==== PROVIDED MATERIAL

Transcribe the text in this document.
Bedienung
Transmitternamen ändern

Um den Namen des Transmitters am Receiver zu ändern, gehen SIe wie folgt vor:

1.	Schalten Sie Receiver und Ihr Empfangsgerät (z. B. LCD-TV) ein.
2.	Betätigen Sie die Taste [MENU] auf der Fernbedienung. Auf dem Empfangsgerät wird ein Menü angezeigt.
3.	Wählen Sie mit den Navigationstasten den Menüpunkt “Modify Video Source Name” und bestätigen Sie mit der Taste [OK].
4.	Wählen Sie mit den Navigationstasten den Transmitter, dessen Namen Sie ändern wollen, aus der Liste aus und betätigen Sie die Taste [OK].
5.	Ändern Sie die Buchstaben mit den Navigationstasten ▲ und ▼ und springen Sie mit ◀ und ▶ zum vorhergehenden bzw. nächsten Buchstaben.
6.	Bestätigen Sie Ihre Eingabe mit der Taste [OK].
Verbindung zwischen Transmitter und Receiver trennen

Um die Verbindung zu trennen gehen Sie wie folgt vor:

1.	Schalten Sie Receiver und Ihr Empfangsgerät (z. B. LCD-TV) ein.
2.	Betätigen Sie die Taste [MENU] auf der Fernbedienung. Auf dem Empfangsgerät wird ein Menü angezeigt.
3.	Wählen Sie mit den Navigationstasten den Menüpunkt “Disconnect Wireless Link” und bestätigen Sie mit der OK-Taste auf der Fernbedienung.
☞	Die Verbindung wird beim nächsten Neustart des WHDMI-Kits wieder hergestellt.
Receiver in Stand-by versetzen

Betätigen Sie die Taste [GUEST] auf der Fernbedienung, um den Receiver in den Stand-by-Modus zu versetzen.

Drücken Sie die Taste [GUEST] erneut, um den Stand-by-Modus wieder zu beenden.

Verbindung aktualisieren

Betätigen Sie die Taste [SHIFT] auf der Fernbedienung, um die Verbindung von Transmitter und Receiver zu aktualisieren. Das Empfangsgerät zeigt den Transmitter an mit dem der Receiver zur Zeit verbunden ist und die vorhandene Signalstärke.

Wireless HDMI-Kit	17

========

(GOAL) Check every line of the data, and copy the ones that contain "Navigationstasten".

(SOLUTION)
3.	Wählen Sie mit den Navigationstasten den Menüpunkt “Modify Video Source Name” und bestätigen Sie mit der Taste [OK].
4.	Wählen Sie mit den Navigationstasten den Transmitter, dessen Namen Sie ändern wollen, aus der Liste aus und betätigen Sie die Taste [OK].
5.	Ändern Sie die Buchstaben mit den Navigationstasten ▲ und ▼ und springen Sie mit ◀ und ▶ zum vorhergehenden bzw. nächsten Buchstaben.
3.	Wählen Sie mit den Navigationstasten den Menüpunkt “Disconnect Wireless Link” und bestätigen Sie mit der OK-Taste auf der Fernbedienung.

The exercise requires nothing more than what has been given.